### EXERCISE AIM
Write every record out again exactly, and keep images out of it.

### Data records
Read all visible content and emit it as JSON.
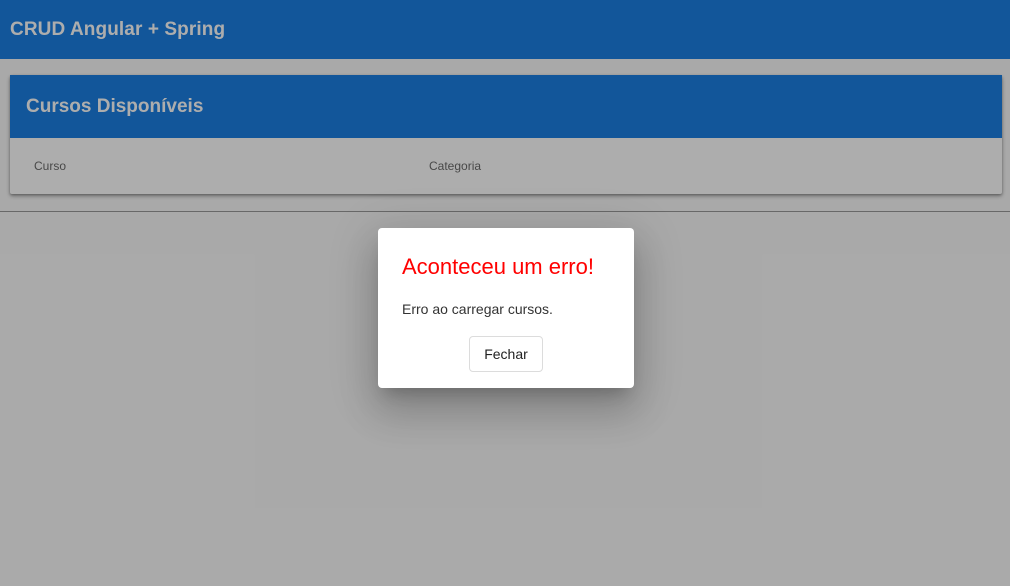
{
  "app": {
    "title": "CRUD Angular + Spring"
  },
  "card": {
    "title": "Cursos Disponíveis",
    "columns": [
      "Curso",
      "Categoria"
    ]
  },
  "dialog": {
    "title": "Aconteceu um erro!",
    "message": "Erro ao carregar cursos.",
    "close_label": "Fechar"
  },
  "colors": {
    "primary": "#1b7fe3",
    "error_title": "#ff0000",
    "backdrop": "rgba(0,0,0,0.32)"
  }
}
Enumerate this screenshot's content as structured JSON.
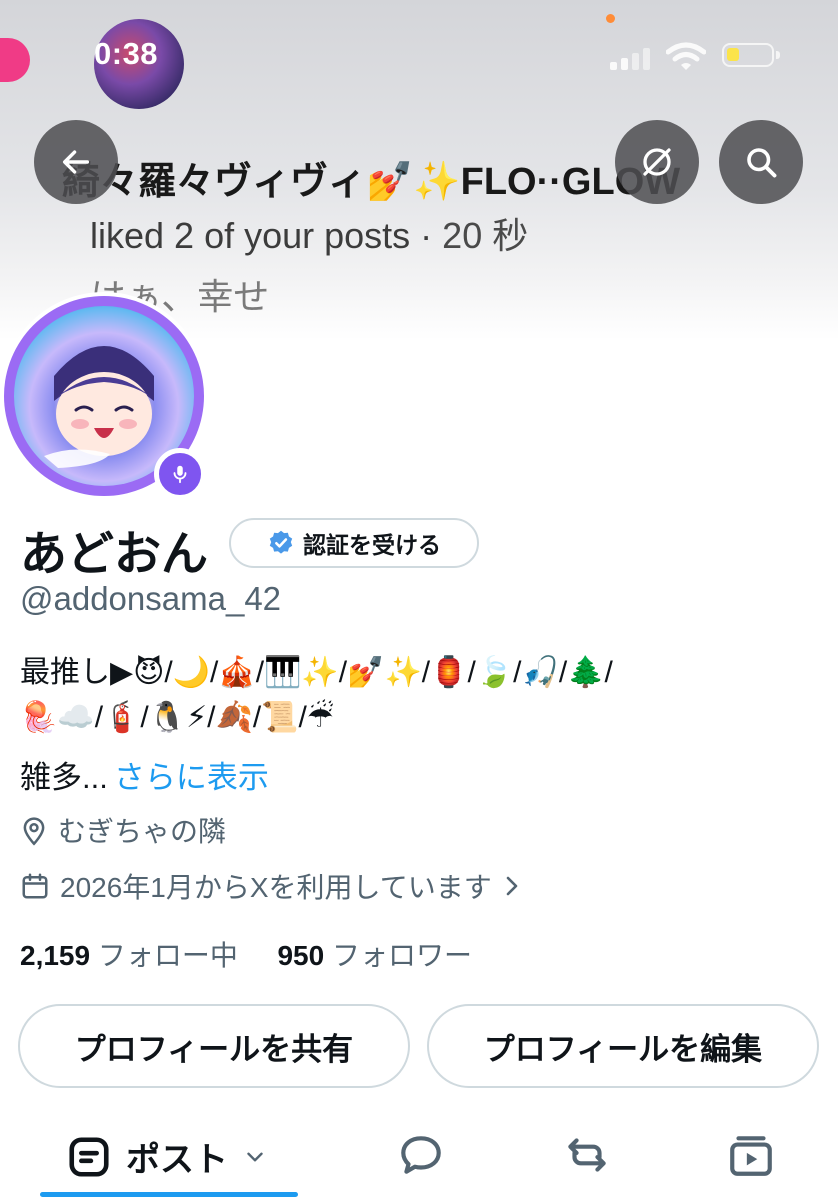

### WRITTEN RESPONSE
Read all visible content and emit it as JSON.
{
  "app": {
    "title": "CRUD Angular + Spring"
  },
  "card": {
    "title": "Cursos Disponíveis",
    "columns": [
      "Curso",
      "Categoria"
    ]
  },
  "dialog": {
    "title": "Aconteceu um erro!",
    "message": "Erro ao carregar cursos.",
    "close_label": "Fechar"
  },
  "colors": {
    "primary": "#1b7fe3",
    "error_title": "#ff0000",
    "backdrop": "rgba(0,0,0,0.32)"
  }
}
Enumerate this screenshot's content as structured JSON.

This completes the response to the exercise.